[Dataset items]
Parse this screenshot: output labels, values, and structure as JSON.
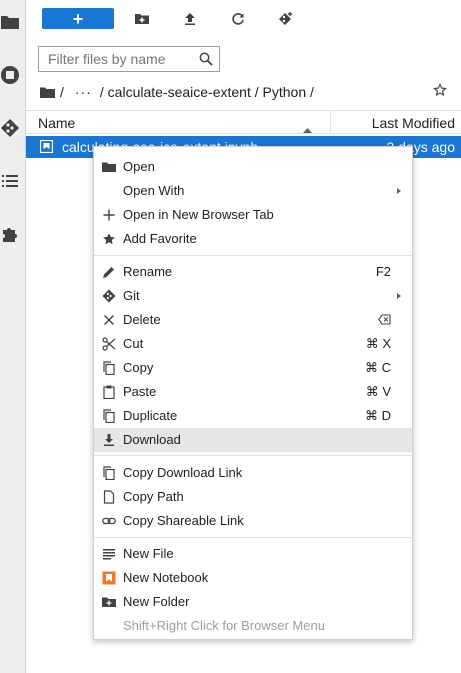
{
  "sidebar": {
    "icons": [
      "folder-icon",
      "running-icon",
      "git-icon",
      "toc-icon",
      "extension-icon"
    ]
  },
  "toolbar": {
    "new_label": "+",
    "buttons": [
      "new-folder-icon",
      "upload-icon",
      "refresh-icon",
      "git-clone-icon"
    ]
  },
  "filter": {
    "placeholder": "Filter files by name"
  },
  "breadcrumb": {
    "root": "/",
    "ellipsis": "···",
    "path": "/ calculate-seaice-extent / Python /"
  },
  "header": {
    "name": "Name",
    "modified": "Last Modified"
  },
  "file": {
    "name": "calculating-sea-ice-extent.ipynb",
    "modified": "3 days ago"
  },
  "menu": {
    "open": "Open",
    "open_with": "Open With",
    "open_new_tab": "Open in New Browser Tab",
    "add_favorite": "Add Favorite",
    "rename": "Rename",
    "rename_sc": "F2",
    "git": "Git",
    "delete": "Delete",
    "cut": "Cut",
    "cut_sc": "⌘ X",
    "copy": "Copy",
    "copy_sc": "⌘ C",
    "paste": "Paste",
    "paste_sc": "⌘ V",
    "duplicate": "Duplicate",
    "duplicate_sc": "⌘ D",
    "download": "Download",
    "copy_download_link": "Copy Download Link",
    "copy_path": "Copy Path",
    "copy_shareable_link": "Copy Shareable Link",
    "new_file": "New File",
    "new_notebook": "New Notebook",
    "new_folder": "New Folder",
    "browser_menu_hint": "Shift+Right Click for Browser Menu"
  },
  "colors": {
    "accent": "#1976d2",
    "highlight": "#e6e6e6",
    "notebook": "#f37726"
  }
}
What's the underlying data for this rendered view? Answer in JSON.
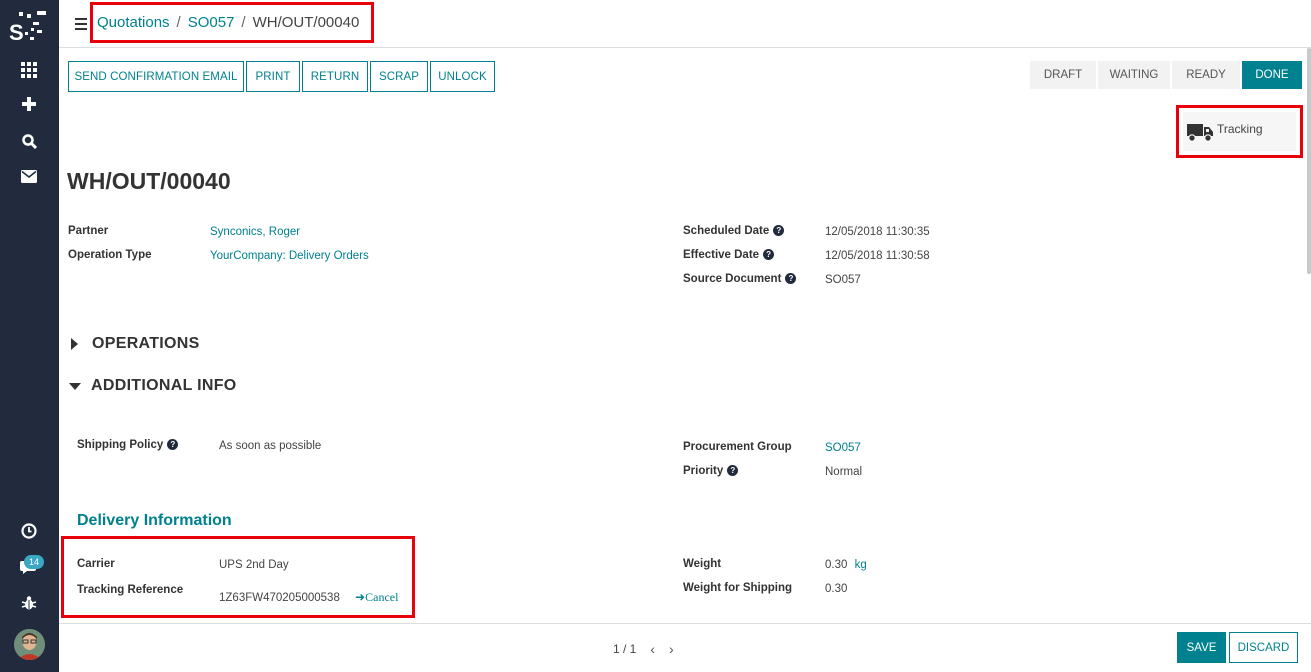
{
  "sidebar": {
    "icons": [
      "logo-icon",
      "apps-grid-icon",
      "plus-icon",
      "search-icon",
      "mail-icon",
      "clock-icon",
      "chat-icon",
      "bug-icon"
    ],
    "messages_badge": "14"
  },
  "breadcrumb": {
    "items": [
      "Quotations",
      "SO057"
    ],
    "separator": "/",
    "current": "WH/OUT/00040"
  },
  "actions": {
    "send_confirmation_email": "SEND CONFIRMATION EMAIL",
    "print": "PRINT",
    "return": "RETURN",
    "scrap": "SCRAP",
    "unlock": "UNLOCK"
  },
  "status": {
    "stages": [
      "DRAFT",
      "WAITING",
      "READY",
      "DONE"
    ],
    "active": "DONE"
  },
  "smart_button": {
    "label": "Tracking",
    "icon": "truck-icon"
  },
  "record": {
    "title": "WH/OUT/00040",
    "partner_label": "Partner",
    "partner": "Synconics, Roger",
    "operation_type_label": "Operation Type",
    "operation_type": "YourCompany: Delivery Orders",
    "scheduled_date_label": "Scheduled Date",
    "scheduled_date": "12/05/2018 11:30:35",
    "effective_date_label": "Effective Date",
    "effective_date": "12/05/2018 11:30:58",
    "source_document_label": "Source Document",
    "source_document": "SO057"
  },
  "sections": {
    "operations": "OPERATIONS",
    "additional_info": "ADDITIONAL INFO"
  },
  "additional": {
    "shipping_policy_label": "Shipping Policy",
    "shipping_policy": "As soon as possible",
    "procurement_group_label": "Procurement Group",
    "procurement_group": "SO057",
    "priority_label": "Priority",
    "priority": "Normal"
  },
  "delivery": {
    "heading": "Delivery Information",
    "carrier_label": "Carrier",
    "carrier": "UPS 2nd Day",
    "tracking_ref_label": "Tracking Reference",
    "tracking_ref": "1Z63FW470205000538",
    "cancel_label": "Cancel",
    "weight_label": "Weight",
    "weight": "0.30",
    "weight_unit": "kg",
    "weight_shipping_label": "Weight for Shipping",
    "weight_shipping": "0.30"
  },
  "pager": {
    "text": "1 / 1",
    "prev": "‹",
    "next": "›"
  },
  "footer": {
    "save": "SAVE",
    "discard": "DISCARD"
  },
  "colors": {
    "sidebar": "#212b3d",
    "accent": "#00818f",
    "highlight": "#e8000b"
  }
}
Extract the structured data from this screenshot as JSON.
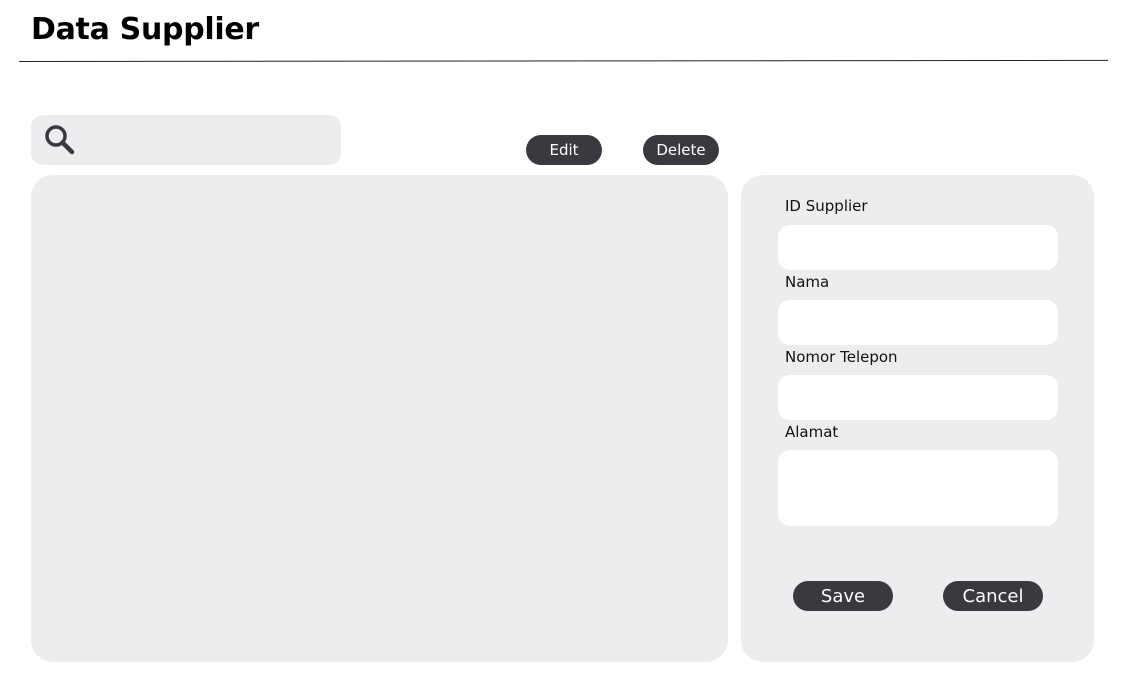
{
  "page": {
    "title": "Data Supplier"
  },
  "search": {
    "value": "",
    "placeholder": ""
  },
  "actions": {
    "edit_label": "Edit",
    "delete_label": "Delete"
  },
  "form": {
    "fields": [
      {
        "label": "ID Supplier",
        "value": ""
      },
      {
        "label": "Nama",
        "value": ""
      },
      {
        "label": "Nomor Telepon",
        "value": ""
      },
      {
        "label": "Alamat",
        "value": ""
      }
    ],
    "save_label": "Save",
    "cancel_label": "Cancel"
  },
  "colors": {
    "button_bg": "#3a393f",
    "panel_bg": "#ededef",
    "field_bg": "#ffffff"
  },
  "icons": {
    "search": "search-icon"
  }
}
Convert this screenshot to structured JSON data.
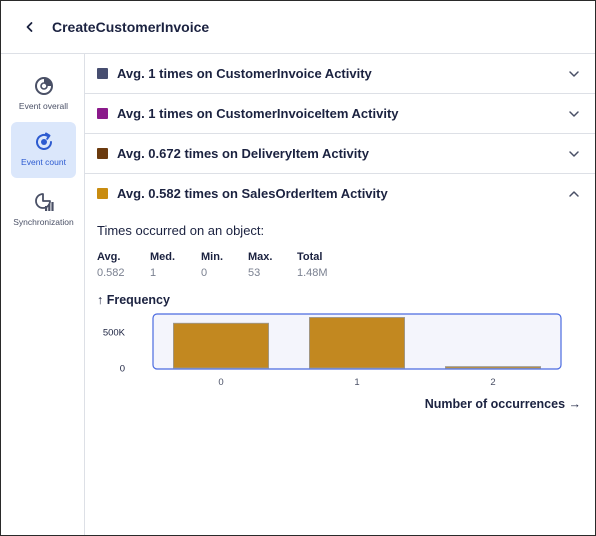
{
  "header": {
    "back_icon": "chevron-left-icon",
    "title": "CreateCustomerInvoice"
  },
  "sidebar": {
    "items": [
      {
        "label": "Event overall",
        "icon": "donut-chart-icon",
        "active": false
      },
      {
        "label": "Event count",
        "icon": "refresh-target-icon",
        "active": true
      },
      {
        "label": "Synchronization",
        "icon": "pie-bars-icon",
        "active": false
      }
    ]
  },
  "accordion": [
    {
      "label": "Avg. 1 times on CustomerInvoice Activity",
      "color": "#474e70",
      "expanded": false
    },
    {
      "label": "Avg. 1 times on CustomerInvoiceItem Activity",
      "color": "#8b1a8b",
      "expanded": false
    },
    {
      "label": "Avg. 0.672 times on DeliveryItem Activity",
      "color": "#6b3a0e",
      "expanded": false
    },
    {
      "label": "Avg. 0.582 times on SalesOrderItem Activity",
      "color": "#c98c10",
      "expanded": true
    }
  ],
  "detail": {
    "subtitle": "Times occurred on an object:",
    "stats": [
      {
        "key": "Avg.",
        "value": "0.582"
      },
      {
        "key": "Med.",
        "value": "1"
      },
      {
        "key": "Min.",
        "value": "0"
      },
      {
        "key": "Max.",
        "value": "53"
      },
      {
        "key": "Total",
        "value": "1.48M"
      }
    ],
    "frequency_label": "↑ Frequency"
  },
  "chart_data": {
    "type": "bar",
    "categories": [
      "0",
      "1",
      "2"
    ],
    "values": [
      620000,
      700000,
      20000
    ],
    "ylabel": "↑ Frequency",
    "xlabel": "Number of occurrences →",
    "yticks": [
      {
        "value": 0,
        "label": "0"
      },
      {
        "value": 500000,
        "label": "500K"
      }
    ],
    "ylim": [
      0,
      720000
    ],
    "bar_color": "#c28820",
    "bar_stroke": "#9a9a9a",
    "brush_color": "#4a6ae0",
    "brush_fill": "#f4f5fc"
  }
}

What the task requires
Print the complete listing exactly as it stands, without its pictures.

Finished answer
Parse this screenshot: output labels, values, and structure as JSON.
{
  "sidebar": {
    "icons": [
      "folder-icon",
      "running-icon",
      "git-icon",
      "toc-icon",
      "extension-icon"
    ]
  },
  "toolbar": {
    "new_label": "+",
    "buttons": [
      "new-folder-icon",
      "upload-icon",
      "refresh-icon",
      "git-clone-icon"
    ]
  },
  "filter": {
    "placeholder": "Filter files by name"
  },
  "breadcrumb": {
    "root": "/",
    "ellipsis": "···",
    "path": "/ calculate-seaice-extent / Python /"
  },
  "header": {
    "name": "Name",
    "modified": "Last Modified"
  },
  "file": {
    "name": "calculating-sea-ice-extent.ipynb",
    "modified": "3 days ago"
  },
  "menu": {
    "open": "Open",
    "open_with": "Open With",
    "open_new_tab": "Open in New Browser Tab",
    "add_favorite": "Add Favorite",
    "rename": "Rename",
    "rename_sc": "F2",
    "git": "Git",
    "delete": "Delete",
    "cut": "Cut",
    "cut_sc": "⌘ X",
    "copy": "Copy",
    "copy_sc": "⌘ C",
    "paste": "Paste",
    "paste_sc": "⌘ V",
    "duplicate": "Duplicate",
    "duplicate_sc": "⌘ D",
    "download": "Download",
    "copy_download_link": "Copy Download Link",
    "copy_path": "Copy Path",
    "copy_shareable_link": "Copy Shareable Link",
    "new_file": "New File",
    "new_notebook": "New Notebook",
    "new_folder": "New Folder",
    "browser_menu_hint": "Shift+Right Click for Browser Menu"
  },
  "colors": {
    "accent": "#1976d2",
    "highlight": "#e6e6e6",
    "notebook": "#f37726"
  }
}
What's the underlying data for this rendered view? Answer in JSON.
{
  "sidebar": {
    "icons": [
      "logo-icon",
      "apps-grid-icon",
      "plus-icon",
      "search-icon",
      "mail-icon",
      "clock-icon",
      "chat-icon",
      "bug-icon"
    ],
    "messages_badge": "14"
  },
  "breadcrumb": {
    "items": [
      "Quotations",
      "SO057"
    ],
    "separator": "/",
    "current": "WH/OUT/00040"
  },
  "actions": {
    "send_confirmation_email": "SEND CONFIRMATION EMAIL",
    "print": "PRINT",
    "return": "RETURN",
    "scrap": "SCRAP",
    "unlock": "UNLOCK"
  },
  "status": {
    "stages": [
      "DRAFT",
      "WAITING",
      "READY",
      "DONE"
    ],
    "active": "DONE"
  },
  "smart_button": {
    "label": "Tracking",
    "icon": "truck-icon"
  },
  "record": {
    "title": "WH/OUT/00040",
    "partner_label": "Partner",
    "partner": "Synconics, Roger",
    "operation_type_label": "Operation Type",
    "operation_type": "YourCompany: Delivery Orders",
    "scheduled_date_label": "Scheduled Date",
    "scheduled_date": "12/05/2018 11:30:35",
    "effective_date_label": "Effective Date",
    "effective_date": "12/05/2018 11:30:58",
    "source_document_label": "Source Document",
    "source_document": "SO057"
  },
  "sections": {
    "operations": "OPERATIONS",
    "additional_info": "ADDITIONAL INFO"
  },
  "additional": {
    "shipping_policy_label": "Shipping Policy",
    "shipping_policy": "As soon as possible",
    "procurement_group_label": "Procurement Group",
    "procurement_group": "SO057",
    "priority_label": "Priority",
    "priority": "Normal"
  },
  "delivery": {
    "heading": "Delivery Information",
    "carrier_label": "Carrier",
    "carrier": "UPS 2nd Day",
    "tracking_ref_label": "Tracking Reference",
    "tracking_ref": "1Z63FW470205000538",
    "cancel_label": "Cancel",
    "weight_label": "Weight",
    "weight": "0.30",
    "weight_unit": "kg",
    "weight_shipping_label": "Weight for Shipping",
    "weight_shipping": "0.30"
  },
  "pager": {
    "text": "1 / 1",
    "prev": "‹",
    "next": "›"
  },
  "footer": {
    "save": "SAVE",
    "discard": "DISCARD"
  },
  "colors": {
    "sidebar": "#212b3d",
    "accent": "#00818f",
    "highlight": "#e8000b"
  }
}
Extract the structured data from this screenshot as JSON.
{
  "page": {
    "title": "Data Supplier"
  },
  "search": {
    "value": "",
    "placeholder": ""
  },
  "actions": {
    "edit_label": "Edit",
    "delete_label": "Delete"
  },
  "form": {
    "fields": [
      {
        "label": "ID Supplier",
        "value": ""
      },
      {
        "label": "Nama",
        "value": ""
      },
      {
        "label": "Nomor Telepon",
        "value": ""
      },
      {
        "label": "Alamat",
        "value": ""
      }
    ],
    "save_label": "Save",
    "cancel_label": "Cancel"
  },
  "colors": {
    "button_bg": "#3a393f",
    "panel_bg": "#ededef",
    "field_bg": "#ffffff"
  },
  "icons": {
    "search": "search-icon"
  }
}
Convert this screenshot to structured JSON data.
{
  "header": {
    "back_icon": "chevron-left-icon",
    "title": "CreateCustomerInvoice"
  },
  "sidebar": {
    "items": [
      {
        "label": "Event overall",
        "icon": "donut-chart-icon",
        "active": false
      },
      {
        "label": "Event count",
        "icon": "refresh-target-icon",
        "active": true
      },
      {
        "label": "Synchronization",
        "icon": "pie-bars-icon",
        "active": false
      }
    ]
  },
  "accordion": [
    {
      "label": "Avg. 1 times on CustomerInvoice Activity",
      "color": "#474e70",
      "expanded": false
    },
    {
      "label": "Avg. 1 times on CustomerInvoiceItem Activity",
      "color": "#8b1a8b",
      "expanded": false
    },
    {
      "label": "Avg. 0.672 times on DeliveryItem Activity",
      "color": "#6b3a0e",
      "expanded": false
    },
    {
      "label": "Avg. 0.582 times on SalesOrderItem Activity",
      "color": "#c98c10",
      "expanded": true
    }
  ],
  "detail": {
    "subtitle": "Times occurred on an object:",
    "stats": [
      {
        "key": "Avg.",
        "value": "0.582"
      },
      {
        "key": "Med.",
        "value": "1"
      },
      {
        "key": "Min.",
        "value": "0"
      },
      {
        "key": "Max.",
        "value": "53"
      },
      {
        "key": "Total",
        "value": "1.48M"
      }
    ],
    "frequency_label": "↑ Frequency"
  },
  "chart_data": {
    "type": "bar",
    "categories": [
      "0",
      "1",
      "2"
    ],
    "values": [
      620000,
      700000,
      20000
    ],
    "ylabel": "↑ Frequency",
    "xlabel": "Number of occurrences →",
    "yticks": [
      {
        "value": 0,
        "label": "0"
      },
      {
        "value": 500000,
        "label": "500K"
      }
    ],
    "ylim": [
      0,
      720000
    ],
    "bar_color": "#c28820",
    "bar_stroke": "#9a9a9a",
    "brush_color": "#4a6ae0",
    "brush_fill": "#f4f5fc"
  }
}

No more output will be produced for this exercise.